##### Recorded information #####

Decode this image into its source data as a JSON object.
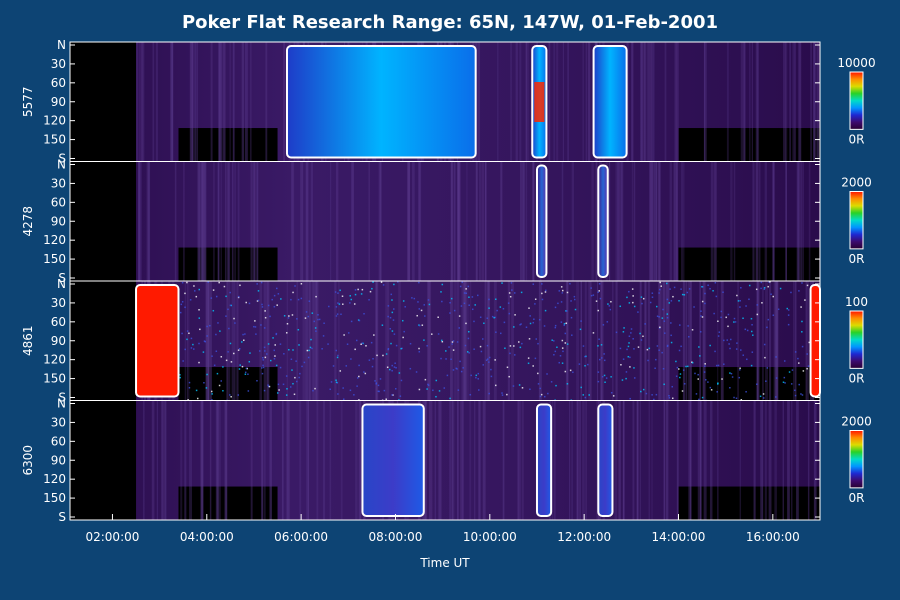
{
  "chart_data": {
    "type": "heatmap",
    "title": "Poker Flat Research Range: 65N, 147W, 01-Feb-2001",
    "xlabel": "Time UT",
    "x_ticks": [
      "02:00:00",
      "04:00:00",
      "06:00:00",
      "08:00:00",
      "10:00:00",
      "12:00:00",
      "14:00:00",
      "16:00:00"
    ],
    "x_range_hours": [
      1.1,
      17.0
    ],
    "y_scan_ticks": [
      "N",
      "30",
      "60",
      "90",
      "120",
      "150",
      "S"
    ],
    "y_scan_range_deg": [
      0,
      180
    ],
    "data_window_hours": [
      2.5,
      17.0
    ],
    "panels": [
      {
        "wavelength": "5577",
        "colorbar_max_label": "10000",
        "colorbar_min_label": "0R",
        "colorbar_max": 10000,
        "bright_regions_hours": [
          [
            5.7,
            9.7
          ],
          [
            10.9,
            11.2
          ],
          [
            12.2,
            12.9
          ]
        ]
      },
      {
        "wavelength": "4278",
        "colorbar_max_label": "2000",
        "colorbar_min_label": "0R",
        "colorbar_max": 2000,
        "bright_regions_hours": [
          [
            11.0,
            11.2
          ],
          [
            12.3,
            12.5
          ]
        ]
      },
      {
        "wavelength": "4861",
        "colorbar_max_label": "100",
        "colorbar_min_label": "0R",
        "colorbar_max": 100,
        "bright_regions_hours": [
          [
            2.5,
            3.4
          ],
          [
            16.8,
            17.0
          ]
        ]
      },
      {
        "wavelength": "6300",
        "colorbar_max_label": "2000",
        "colorbar_min_label": "0R",
        "colorbar_max": 2000,
        "bright_regions_hours": [
          [
            7.3,
            8.6
          ],
          [
            11.0,
            11.3
          ],
          [
            12.3,
            12.6
          ]
        ]
      }
    ],
    "colormap": [
      "#280032",
      "#3c0a6e",
      "#1e28d2",
      "#0096ff",
      "#00dcc8",
      "#28d228",
      "#dcdc00",
      "#ff8c00",
      "#ff1400"
    ]
  }
}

#####

Problem details |
Give an exact reproduction of every line, leaving out any picture.

Result of the task |
Decode this image into its source data as a JSON object.
{
  "chart_data": {
    "type": "heatmap",
    "title": "Poker Flat Research Range: 65N, 147W, 01-Feb-2001",
    "xlabel": "Time UT",
    "x_ticks": [
      "02:00:00",
      "04:00:00",
      "06:00:00",
      "08:00:00",
      "10:00:00",
      "12:00:00",
      "14:00:00",
      "16:00:00"
    ],
    "x_range_hours": [
      1.1,
      17.0
    ],
    "y_scan_ticks": [
      "N",
      "30",
      "60",
      "90",
      "120",
      "150",
      "S"
    ],
    "y_scan_range_deg": [
      0,
      180
    ],
    "data_window_hours": [
      2.5,
      17.0
    ],
    "panels": [
      {
        "wavelength": "5577",
        "colorbar_max_label": "10000",
        "colorbar_min_label": "0R",
        "colorbar_max": 10000,
        "bright_regions_hours": [
          [
            5.7,
            9.7
          ],
          [
            10.9,
            11.2
          ],
          [
            12.2,
            12.9
          ]
        ]
      },
      {
        "wavelength": "4278",
        "colorbar_max_label": "2000",
        "colorbar_min_label": "0R",
        "colorbar_max": 2000,
        "bright_regions_hours": [
          [
            11.0,
            11.2
          ],
          [
            12.3,
            12.5
          ]
        ]
      },
      {
        "wavelength": "4861",
        "colorbar_max_label": "100",
        "colorbar_min_label": "0R",
        "colorbar_max": 100,
        "bright_regions_hours": [
          [
            2.5,
            3.4
          ],
          [
            16.8,
            17.0
          ]
        ]
      },
      {
        "wavelength": "6300",
        "colorbar_max_label": "2000",
        "colorbar_min_label": "0R",
        "colorbar_max": 2000,
        "bright_regions_hours": [
          [
            7.3,
            8.6
          ],
          [
            11.0,
            11.3
          ],
          [
            12.3,
            12.6
          ]
        ]
      }
    ],
    "colormap": [
      "#280032",
      "#3c0a6e",
      "#1e28d2",
      "#0096ff",
      "#00dcc8",
      "#28d228",
      "#dcdc00",
      "#ff8c00",
      "#ff1400"
    ]
  }
}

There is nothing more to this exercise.